Restate every line of the material, word for word.

Extracted data entries ▸
------------------------------

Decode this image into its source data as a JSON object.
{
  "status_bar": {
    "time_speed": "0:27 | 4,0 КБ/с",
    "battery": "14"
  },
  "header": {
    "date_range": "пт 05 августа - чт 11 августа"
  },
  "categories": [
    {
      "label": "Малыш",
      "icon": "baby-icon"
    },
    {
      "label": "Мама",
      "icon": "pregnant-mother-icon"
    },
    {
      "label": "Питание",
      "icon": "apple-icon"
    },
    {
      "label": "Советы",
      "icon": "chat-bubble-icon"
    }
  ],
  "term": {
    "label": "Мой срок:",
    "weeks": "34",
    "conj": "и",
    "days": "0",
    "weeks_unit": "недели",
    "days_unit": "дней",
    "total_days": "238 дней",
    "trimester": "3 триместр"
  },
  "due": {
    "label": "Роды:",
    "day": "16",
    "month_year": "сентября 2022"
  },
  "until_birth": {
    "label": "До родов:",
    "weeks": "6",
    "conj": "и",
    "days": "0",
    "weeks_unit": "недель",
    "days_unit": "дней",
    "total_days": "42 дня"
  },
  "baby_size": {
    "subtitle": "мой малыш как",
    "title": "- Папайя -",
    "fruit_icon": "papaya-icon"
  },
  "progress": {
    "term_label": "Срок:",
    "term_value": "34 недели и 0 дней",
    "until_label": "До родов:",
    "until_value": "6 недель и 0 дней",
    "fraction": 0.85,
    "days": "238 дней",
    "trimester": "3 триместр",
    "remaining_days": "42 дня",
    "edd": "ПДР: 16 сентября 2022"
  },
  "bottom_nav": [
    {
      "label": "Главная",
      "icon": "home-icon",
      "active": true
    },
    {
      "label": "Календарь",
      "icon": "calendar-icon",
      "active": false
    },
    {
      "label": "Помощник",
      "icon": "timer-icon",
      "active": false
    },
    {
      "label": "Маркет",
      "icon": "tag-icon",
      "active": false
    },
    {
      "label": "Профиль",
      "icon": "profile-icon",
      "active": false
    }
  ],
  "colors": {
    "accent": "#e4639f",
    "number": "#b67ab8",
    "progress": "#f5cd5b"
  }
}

------------------------------

RESPONSE FOR THIS EXERCISE ▸
Decode this image into its source data as a JSON object.
{
  "status_bar": {
    "time_speed": "0:27 | 4,0 КБ/с",
    "battery": "14"
  },
  "header": {
    "date_range": "пт 05 августа - чт 11 августа"
  },
  "categories": [
    {
      "label": "Малыш",
      "icon": "baby-icon"
    },
    {
      "label": "Мама",
      "icon": "pregnant-mother-icon"
    },
    {
      "label": "Питание",
      "icon": "apple-icon"
    },
    {
      "label": "Советы",
      "icon": "chat-bubble-icon"
    }
  ],
  "term": {
    "label": "Мой срок:",
    "weeks": "34",
    "conj": "и",
    "days": "0",
    "weeks_unit": "недели",
    "days_unit": "дней",
    "total_days": "238 дней",
    "trimester": "3 триместр"
  },
  "due": {
    "label": "Роды:",
    "day": "16",
    "month_year": "сентября 2022"
  },
  "until_birth": {
    "label": "До родов:",
    "weeks": "6",
    "conj": "и",
    "days": "0",
    "weeks_unit": "недель",
    "days_unit": "дней",
    "total_days": "42 дня"
  },
  "baby_size": {
    "subtitle": "мой малыш как",
    "title": "- Папайя -",
    "fruit_icon": "papaya-icon"
  },
  "progress": {
    "term_label": "Срок:",
    "term_value": "34 недели и 0 дней",
    "until_label": "До родов:",
    "until_value": "6 недель и 0 дней",
    "fraction": 0.85,
    "days": "238 дней",
    "trimester": "3 триместр",
    "remaining_days": "42 дня",
    "edd": "ПДР: 16 сентября 2022"
  },
  "bottom_nav": [
    {
      "label": "Главная",
      "icon": "home-icon",
      "active": true
    },
    {
      "label": "Календарь",
      "icon": "calendar-icon",
      "active": false
    },
    {
      "label": "Помощник",
      "icon": "timer-icon",
      "active": false
    },
    {
      "label": "Маркет",
      "icon": "tag-icon",
      "active": false
    },
    {
      "label": "Профиль",
      "icon": "profile-icon",
      "active": false
    }
  ],
  "colors": {
    "accent": "#e4639f",
    "number": "#b67ab8",
    "progress": "#f5cd5b"
  }
}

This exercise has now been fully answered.